Keep only the lines of the data below that contain "connection", and copy them.

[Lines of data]

-------------------------

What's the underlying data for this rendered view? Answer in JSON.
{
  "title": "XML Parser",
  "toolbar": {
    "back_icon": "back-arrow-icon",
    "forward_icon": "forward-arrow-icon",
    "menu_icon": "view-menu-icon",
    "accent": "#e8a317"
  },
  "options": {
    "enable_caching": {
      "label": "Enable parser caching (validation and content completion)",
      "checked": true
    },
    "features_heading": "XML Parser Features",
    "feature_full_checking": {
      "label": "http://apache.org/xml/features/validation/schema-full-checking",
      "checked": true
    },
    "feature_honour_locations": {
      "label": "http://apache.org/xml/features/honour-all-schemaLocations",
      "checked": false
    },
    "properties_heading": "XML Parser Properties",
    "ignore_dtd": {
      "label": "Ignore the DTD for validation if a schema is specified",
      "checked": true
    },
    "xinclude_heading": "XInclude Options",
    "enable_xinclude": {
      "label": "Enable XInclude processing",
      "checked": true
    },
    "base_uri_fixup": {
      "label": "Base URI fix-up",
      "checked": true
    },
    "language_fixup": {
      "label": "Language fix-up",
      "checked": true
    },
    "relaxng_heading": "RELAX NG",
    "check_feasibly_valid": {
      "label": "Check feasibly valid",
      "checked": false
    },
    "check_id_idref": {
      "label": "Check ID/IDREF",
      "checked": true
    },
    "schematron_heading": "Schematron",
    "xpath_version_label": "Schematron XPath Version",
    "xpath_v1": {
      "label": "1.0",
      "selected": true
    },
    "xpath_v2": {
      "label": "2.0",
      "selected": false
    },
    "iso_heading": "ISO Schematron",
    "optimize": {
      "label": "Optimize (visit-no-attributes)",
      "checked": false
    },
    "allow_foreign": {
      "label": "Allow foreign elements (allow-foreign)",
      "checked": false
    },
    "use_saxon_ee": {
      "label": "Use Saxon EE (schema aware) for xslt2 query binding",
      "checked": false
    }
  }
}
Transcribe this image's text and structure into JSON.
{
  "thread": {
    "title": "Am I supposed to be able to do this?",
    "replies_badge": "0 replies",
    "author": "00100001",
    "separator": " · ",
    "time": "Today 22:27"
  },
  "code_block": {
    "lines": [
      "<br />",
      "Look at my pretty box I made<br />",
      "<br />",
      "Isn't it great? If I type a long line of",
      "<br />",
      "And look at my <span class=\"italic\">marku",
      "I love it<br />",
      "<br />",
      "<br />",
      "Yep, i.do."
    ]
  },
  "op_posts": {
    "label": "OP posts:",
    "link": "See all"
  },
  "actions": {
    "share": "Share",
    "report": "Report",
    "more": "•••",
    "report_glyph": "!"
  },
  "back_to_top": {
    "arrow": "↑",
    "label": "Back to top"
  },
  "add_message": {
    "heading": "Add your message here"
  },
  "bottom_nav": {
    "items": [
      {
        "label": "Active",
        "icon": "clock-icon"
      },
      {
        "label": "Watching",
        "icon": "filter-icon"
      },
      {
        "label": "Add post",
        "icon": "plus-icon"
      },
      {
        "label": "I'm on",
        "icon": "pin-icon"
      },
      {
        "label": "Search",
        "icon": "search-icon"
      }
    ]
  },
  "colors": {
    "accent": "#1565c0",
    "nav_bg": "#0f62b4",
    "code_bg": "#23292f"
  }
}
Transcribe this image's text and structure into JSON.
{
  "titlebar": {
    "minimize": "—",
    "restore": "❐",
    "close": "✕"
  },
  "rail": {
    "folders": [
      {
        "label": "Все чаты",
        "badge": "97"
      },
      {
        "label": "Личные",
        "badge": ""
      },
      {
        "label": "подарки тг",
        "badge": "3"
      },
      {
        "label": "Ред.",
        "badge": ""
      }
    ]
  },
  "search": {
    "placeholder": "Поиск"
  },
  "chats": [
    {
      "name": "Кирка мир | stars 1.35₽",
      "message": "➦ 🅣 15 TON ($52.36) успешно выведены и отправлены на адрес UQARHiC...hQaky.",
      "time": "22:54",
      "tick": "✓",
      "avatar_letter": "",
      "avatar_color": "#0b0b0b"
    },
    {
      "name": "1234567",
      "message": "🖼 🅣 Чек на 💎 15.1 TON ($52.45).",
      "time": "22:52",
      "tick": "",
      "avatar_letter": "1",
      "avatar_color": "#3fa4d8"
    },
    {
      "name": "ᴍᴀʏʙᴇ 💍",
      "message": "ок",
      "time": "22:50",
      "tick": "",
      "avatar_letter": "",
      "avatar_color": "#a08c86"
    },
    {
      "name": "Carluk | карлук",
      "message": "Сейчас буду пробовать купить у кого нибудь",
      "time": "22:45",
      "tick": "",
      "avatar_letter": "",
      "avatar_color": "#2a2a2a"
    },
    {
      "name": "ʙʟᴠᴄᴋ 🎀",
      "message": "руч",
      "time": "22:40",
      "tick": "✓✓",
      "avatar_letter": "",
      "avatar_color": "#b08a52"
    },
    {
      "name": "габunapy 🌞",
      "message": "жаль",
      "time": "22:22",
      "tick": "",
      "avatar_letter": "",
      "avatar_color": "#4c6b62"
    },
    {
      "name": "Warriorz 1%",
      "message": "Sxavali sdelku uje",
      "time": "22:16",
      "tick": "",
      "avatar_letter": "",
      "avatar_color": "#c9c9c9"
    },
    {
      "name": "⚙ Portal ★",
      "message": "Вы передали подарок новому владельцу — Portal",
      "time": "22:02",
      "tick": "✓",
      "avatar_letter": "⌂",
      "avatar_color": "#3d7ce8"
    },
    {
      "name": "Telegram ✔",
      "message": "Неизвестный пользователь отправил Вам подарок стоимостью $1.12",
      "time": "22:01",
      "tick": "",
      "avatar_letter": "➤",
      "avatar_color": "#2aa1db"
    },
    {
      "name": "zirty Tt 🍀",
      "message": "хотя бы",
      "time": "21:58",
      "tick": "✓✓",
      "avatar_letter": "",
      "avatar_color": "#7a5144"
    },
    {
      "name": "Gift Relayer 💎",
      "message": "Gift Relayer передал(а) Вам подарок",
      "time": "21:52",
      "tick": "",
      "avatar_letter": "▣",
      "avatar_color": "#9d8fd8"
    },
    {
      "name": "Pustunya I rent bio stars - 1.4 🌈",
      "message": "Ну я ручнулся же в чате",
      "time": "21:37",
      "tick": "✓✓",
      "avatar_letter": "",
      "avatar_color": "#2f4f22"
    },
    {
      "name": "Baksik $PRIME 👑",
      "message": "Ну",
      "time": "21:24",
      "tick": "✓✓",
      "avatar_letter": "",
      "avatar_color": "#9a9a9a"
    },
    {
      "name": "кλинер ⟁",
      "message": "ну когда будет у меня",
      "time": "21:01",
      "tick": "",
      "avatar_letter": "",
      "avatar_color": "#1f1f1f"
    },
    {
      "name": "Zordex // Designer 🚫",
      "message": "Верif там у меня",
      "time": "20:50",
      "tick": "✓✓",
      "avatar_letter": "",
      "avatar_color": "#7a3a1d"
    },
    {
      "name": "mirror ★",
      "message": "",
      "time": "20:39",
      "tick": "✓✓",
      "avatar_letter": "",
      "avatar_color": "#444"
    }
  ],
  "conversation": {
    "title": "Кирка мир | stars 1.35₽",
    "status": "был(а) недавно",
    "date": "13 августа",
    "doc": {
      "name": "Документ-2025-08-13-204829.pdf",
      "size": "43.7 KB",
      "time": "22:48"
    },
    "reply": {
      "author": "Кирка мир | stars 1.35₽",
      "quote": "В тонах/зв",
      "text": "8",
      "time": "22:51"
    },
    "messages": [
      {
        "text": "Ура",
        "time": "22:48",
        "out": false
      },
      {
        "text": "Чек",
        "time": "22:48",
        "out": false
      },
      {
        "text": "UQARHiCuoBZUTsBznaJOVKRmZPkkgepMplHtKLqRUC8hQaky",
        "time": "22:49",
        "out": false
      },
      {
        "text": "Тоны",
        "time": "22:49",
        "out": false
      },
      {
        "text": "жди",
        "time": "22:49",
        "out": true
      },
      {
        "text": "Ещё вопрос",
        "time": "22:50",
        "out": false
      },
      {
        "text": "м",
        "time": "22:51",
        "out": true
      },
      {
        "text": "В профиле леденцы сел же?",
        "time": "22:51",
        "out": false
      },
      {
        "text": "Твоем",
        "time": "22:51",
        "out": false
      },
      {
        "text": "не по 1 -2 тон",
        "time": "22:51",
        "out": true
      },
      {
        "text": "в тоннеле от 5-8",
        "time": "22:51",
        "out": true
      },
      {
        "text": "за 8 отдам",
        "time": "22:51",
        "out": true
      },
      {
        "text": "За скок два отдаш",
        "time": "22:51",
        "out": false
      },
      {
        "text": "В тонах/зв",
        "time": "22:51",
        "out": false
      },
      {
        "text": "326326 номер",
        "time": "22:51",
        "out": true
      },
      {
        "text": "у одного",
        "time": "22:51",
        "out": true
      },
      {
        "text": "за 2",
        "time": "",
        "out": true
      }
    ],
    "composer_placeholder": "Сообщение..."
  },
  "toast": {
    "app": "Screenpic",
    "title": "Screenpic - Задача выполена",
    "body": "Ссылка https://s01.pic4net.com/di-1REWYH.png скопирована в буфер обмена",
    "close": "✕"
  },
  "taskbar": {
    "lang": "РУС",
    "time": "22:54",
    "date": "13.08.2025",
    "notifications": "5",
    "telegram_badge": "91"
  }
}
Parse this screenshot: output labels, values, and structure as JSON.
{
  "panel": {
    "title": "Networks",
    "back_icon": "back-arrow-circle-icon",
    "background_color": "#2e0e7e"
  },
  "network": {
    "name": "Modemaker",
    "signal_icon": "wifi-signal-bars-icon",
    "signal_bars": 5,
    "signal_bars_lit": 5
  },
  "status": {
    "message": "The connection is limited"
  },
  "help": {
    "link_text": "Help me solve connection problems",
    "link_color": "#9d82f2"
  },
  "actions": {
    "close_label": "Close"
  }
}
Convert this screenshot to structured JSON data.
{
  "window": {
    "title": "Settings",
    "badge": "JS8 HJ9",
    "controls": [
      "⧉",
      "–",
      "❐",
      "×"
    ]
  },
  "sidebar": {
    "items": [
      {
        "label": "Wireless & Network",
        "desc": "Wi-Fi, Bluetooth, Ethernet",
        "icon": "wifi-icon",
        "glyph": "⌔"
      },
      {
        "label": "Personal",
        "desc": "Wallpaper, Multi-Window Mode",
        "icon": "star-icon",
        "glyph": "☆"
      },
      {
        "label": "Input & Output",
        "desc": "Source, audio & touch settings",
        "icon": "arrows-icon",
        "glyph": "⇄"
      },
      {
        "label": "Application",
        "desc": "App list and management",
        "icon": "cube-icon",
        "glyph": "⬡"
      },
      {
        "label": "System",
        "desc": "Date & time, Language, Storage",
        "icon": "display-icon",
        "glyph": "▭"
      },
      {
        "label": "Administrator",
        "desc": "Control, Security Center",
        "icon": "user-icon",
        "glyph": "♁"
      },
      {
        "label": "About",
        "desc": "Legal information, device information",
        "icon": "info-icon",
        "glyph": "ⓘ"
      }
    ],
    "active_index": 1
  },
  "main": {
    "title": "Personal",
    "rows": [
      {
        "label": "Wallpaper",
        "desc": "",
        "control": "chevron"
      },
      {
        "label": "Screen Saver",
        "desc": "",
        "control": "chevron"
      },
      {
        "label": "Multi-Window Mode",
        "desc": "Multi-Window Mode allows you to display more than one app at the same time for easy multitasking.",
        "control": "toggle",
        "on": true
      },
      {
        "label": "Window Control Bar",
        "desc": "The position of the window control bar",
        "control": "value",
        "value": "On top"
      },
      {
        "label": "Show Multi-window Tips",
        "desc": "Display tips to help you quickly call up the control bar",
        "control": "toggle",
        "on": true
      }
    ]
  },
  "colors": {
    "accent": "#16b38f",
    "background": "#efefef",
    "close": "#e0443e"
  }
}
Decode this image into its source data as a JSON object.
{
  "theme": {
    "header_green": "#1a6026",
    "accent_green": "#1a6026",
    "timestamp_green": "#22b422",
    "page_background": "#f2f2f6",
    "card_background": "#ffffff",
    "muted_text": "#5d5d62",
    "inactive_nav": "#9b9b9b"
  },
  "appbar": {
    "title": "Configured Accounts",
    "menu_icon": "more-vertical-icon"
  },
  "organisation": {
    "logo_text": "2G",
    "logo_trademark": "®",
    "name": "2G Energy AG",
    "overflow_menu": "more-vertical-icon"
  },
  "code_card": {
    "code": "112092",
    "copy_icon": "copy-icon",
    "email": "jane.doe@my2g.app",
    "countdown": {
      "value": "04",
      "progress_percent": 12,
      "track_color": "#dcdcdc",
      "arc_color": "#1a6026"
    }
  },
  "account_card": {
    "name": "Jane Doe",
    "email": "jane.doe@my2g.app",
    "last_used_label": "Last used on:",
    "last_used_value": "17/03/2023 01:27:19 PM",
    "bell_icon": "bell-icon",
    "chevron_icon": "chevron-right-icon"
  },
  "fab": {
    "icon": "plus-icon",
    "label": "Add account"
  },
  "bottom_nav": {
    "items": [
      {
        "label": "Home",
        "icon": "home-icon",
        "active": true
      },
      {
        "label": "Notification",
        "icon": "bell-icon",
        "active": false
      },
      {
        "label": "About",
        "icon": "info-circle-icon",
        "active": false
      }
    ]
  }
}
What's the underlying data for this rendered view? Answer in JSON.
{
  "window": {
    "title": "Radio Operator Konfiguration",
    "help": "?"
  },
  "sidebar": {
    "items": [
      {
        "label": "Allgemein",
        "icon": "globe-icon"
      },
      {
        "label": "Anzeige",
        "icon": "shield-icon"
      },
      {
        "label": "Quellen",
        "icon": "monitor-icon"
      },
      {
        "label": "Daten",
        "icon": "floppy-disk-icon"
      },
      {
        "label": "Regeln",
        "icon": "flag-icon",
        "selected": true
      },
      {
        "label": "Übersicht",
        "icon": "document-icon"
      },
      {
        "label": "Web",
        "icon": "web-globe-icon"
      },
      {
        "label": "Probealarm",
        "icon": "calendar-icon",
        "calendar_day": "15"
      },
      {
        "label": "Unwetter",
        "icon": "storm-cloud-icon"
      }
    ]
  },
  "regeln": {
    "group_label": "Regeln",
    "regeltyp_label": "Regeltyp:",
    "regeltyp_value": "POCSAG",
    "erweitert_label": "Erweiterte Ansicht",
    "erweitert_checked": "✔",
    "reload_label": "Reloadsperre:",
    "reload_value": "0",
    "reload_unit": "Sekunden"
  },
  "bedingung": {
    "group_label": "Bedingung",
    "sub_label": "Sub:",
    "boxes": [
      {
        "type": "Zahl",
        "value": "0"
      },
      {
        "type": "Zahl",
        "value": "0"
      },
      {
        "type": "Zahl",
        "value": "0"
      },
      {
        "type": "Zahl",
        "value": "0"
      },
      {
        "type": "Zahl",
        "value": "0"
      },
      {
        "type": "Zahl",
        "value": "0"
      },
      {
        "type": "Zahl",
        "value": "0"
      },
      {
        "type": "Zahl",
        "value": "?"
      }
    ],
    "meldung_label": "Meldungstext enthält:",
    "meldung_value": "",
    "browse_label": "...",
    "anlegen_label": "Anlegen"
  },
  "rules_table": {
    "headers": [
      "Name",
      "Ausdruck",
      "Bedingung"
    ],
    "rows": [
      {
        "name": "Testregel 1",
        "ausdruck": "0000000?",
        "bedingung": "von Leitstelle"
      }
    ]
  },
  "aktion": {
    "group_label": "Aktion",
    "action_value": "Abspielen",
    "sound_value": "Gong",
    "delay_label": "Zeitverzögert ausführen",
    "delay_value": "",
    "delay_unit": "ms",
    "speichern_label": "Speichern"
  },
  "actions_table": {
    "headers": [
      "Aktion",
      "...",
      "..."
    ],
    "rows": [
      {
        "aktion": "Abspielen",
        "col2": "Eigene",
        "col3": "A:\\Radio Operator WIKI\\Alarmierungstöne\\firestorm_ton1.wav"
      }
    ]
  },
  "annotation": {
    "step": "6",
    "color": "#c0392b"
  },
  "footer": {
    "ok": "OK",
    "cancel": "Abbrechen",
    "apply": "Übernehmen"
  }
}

-------------------------

▶ [Response to the task]:
    "message": "The connection is limited"
    "link_text": "Help me solve connection problems",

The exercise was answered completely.